▶ TASK TO CARRY OUT:
Pick out each line below containing "Extinction".
━━ GIVEN ENTRIES
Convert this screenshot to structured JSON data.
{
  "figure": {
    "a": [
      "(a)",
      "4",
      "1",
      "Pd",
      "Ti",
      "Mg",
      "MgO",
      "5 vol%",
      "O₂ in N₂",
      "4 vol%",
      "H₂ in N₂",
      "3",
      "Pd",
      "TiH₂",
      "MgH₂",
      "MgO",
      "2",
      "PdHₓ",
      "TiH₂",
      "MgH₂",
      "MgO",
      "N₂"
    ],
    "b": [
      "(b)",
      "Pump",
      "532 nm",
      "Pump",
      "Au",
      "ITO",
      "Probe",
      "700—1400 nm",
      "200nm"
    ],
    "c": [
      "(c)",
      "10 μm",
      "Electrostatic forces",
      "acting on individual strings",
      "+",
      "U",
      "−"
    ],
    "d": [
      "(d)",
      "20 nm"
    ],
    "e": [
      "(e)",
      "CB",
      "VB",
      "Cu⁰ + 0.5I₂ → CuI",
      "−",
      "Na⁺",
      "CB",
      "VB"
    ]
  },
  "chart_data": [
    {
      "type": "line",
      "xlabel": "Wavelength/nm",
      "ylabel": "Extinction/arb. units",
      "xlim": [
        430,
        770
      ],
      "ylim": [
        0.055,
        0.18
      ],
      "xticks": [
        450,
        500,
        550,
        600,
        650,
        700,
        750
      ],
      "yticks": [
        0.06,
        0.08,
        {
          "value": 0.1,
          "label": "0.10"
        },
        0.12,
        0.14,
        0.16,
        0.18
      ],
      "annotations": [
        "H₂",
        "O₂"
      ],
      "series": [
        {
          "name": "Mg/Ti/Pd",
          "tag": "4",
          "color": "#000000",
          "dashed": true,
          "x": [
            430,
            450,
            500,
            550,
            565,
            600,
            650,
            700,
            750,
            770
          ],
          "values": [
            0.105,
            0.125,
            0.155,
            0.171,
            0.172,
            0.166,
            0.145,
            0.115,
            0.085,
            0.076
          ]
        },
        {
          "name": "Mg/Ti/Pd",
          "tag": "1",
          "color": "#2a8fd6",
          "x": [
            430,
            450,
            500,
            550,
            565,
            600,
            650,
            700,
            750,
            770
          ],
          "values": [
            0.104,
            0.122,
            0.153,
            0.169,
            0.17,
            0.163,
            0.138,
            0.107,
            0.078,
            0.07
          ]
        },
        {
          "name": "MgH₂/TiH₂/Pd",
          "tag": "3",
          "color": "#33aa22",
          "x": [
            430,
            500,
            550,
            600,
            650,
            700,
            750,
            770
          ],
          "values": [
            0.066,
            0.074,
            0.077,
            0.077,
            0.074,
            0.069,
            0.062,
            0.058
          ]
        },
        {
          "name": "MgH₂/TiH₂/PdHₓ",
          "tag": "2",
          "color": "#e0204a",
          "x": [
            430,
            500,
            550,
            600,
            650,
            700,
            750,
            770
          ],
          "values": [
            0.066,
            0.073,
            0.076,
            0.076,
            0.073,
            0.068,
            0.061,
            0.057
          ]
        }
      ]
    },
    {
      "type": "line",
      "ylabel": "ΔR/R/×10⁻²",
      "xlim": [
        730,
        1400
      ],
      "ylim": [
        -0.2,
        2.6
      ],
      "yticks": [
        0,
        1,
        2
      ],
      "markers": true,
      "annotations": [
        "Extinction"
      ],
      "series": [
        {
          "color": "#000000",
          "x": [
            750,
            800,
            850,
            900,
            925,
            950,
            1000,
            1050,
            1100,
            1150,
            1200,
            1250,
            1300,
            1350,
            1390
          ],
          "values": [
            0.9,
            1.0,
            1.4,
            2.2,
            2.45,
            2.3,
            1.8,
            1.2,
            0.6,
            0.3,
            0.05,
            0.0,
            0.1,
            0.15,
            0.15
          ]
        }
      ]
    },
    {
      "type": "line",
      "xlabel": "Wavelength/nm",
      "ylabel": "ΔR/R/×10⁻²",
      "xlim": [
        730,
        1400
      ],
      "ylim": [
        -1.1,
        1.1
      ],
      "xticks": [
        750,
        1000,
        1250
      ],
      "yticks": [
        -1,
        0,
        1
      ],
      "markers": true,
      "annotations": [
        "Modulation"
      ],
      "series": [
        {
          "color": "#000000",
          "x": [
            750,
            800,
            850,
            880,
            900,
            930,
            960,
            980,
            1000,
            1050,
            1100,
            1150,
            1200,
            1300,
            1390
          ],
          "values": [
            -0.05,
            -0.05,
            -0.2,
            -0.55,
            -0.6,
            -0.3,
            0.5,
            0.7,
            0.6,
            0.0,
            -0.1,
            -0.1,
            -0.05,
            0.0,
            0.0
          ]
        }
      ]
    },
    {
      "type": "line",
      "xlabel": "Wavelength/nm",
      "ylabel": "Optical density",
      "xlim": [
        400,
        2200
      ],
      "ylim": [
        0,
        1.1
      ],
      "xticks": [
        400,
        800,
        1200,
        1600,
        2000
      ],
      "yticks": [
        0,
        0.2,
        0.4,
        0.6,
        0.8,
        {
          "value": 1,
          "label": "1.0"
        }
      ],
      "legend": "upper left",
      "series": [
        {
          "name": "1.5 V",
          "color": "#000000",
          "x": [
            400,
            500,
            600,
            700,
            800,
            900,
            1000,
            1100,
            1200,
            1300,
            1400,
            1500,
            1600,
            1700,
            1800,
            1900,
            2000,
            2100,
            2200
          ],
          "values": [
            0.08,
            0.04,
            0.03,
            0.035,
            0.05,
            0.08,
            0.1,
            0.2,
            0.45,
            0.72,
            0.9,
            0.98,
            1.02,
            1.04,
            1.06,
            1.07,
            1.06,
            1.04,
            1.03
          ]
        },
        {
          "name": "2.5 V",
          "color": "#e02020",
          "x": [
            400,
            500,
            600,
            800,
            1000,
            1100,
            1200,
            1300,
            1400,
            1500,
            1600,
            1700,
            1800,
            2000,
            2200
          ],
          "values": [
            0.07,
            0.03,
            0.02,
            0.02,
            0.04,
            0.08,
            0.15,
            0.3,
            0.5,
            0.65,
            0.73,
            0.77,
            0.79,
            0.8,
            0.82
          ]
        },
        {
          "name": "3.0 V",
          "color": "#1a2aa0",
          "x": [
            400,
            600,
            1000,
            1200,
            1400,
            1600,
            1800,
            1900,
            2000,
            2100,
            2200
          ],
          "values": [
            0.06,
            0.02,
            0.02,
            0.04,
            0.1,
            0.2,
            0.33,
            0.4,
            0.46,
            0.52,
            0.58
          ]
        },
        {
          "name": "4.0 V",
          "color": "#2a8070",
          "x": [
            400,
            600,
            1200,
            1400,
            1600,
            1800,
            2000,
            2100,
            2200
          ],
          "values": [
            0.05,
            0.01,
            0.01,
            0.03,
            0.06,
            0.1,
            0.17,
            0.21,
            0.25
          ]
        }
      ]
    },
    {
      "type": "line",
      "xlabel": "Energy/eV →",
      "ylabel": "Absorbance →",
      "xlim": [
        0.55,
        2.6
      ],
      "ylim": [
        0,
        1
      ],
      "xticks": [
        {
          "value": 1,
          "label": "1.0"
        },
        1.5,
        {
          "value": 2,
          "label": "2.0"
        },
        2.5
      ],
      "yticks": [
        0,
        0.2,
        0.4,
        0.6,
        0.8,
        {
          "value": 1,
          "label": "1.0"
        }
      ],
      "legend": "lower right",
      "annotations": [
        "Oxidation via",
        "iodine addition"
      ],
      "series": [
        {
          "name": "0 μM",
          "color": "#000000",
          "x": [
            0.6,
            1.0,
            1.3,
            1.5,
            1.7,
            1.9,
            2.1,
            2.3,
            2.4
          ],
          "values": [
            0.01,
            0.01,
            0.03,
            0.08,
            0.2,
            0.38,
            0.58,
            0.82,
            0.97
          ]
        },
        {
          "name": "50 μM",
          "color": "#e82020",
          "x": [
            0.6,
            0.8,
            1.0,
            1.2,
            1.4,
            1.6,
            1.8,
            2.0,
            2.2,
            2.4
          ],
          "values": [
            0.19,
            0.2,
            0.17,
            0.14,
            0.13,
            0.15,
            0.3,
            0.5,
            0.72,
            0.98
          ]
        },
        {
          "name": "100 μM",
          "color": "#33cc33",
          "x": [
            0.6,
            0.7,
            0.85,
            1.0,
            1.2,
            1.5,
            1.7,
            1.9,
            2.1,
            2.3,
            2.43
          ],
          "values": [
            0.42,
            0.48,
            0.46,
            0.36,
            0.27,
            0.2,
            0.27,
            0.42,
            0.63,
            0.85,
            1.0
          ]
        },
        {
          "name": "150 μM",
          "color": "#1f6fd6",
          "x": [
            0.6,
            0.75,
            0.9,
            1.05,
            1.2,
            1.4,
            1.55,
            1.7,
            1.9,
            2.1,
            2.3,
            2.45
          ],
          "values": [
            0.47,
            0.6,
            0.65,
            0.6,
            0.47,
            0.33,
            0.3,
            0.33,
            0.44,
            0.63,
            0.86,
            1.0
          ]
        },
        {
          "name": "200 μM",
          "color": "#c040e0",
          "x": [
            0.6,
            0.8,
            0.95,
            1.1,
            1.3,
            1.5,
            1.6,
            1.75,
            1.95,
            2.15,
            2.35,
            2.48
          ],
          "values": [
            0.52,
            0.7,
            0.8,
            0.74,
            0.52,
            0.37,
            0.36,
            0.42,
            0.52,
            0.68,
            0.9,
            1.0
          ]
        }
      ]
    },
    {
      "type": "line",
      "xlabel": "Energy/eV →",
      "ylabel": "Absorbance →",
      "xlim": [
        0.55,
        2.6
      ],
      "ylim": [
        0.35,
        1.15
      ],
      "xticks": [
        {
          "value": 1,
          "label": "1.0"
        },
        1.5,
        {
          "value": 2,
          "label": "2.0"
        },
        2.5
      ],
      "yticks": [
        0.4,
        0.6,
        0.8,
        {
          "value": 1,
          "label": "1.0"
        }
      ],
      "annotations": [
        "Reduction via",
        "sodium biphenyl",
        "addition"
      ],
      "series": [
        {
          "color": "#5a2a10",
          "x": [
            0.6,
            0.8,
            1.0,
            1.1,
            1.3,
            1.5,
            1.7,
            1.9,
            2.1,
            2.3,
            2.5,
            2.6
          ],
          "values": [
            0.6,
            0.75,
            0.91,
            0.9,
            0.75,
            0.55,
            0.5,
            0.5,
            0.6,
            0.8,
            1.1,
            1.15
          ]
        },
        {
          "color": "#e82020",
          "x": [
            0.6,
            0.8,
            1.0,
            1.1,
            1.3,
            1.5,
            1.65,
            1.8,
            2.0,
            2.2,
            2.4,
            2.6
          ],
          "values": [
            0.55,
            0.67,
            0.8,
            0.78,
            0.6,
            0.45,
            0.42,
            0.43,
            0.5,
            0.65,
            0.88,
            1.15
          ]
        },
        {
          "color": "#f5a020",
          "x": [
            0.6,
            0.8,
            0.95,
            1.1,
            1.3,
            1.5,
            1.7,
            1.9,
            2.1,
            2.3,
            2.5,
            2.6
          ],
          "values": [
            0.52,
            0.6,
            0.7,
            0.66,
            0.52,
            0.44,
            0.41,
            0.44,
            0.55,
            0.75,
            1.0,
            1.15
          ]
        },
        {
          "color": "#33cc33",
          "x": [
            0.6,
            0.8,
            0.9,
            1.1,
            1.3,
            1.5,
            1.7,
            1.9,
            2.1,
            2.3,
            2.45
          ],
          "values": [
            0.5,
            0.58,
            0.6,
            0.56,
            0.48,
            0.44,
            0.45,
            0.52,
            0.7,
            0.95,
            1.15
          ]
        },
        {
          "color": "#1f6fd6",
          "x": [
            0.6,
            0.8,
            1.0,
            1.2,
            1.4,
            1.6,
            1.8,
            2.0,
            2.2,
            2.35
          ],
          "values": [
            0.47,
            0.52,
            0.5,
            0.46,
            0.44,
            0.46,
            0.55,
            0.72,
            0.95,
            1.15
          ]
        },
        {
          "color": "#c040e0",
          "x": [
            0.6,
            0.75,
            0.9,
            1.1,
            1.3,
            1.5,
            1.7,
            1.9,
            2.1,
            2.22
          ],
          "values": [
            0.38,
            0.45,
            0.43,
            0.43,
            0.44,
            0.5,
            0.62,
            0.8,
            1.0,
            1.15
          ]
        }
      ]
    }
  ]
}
━━━━
▶ TASK RESULT:
      "ylabel": "Extinction/arb. units",
        "Extinction"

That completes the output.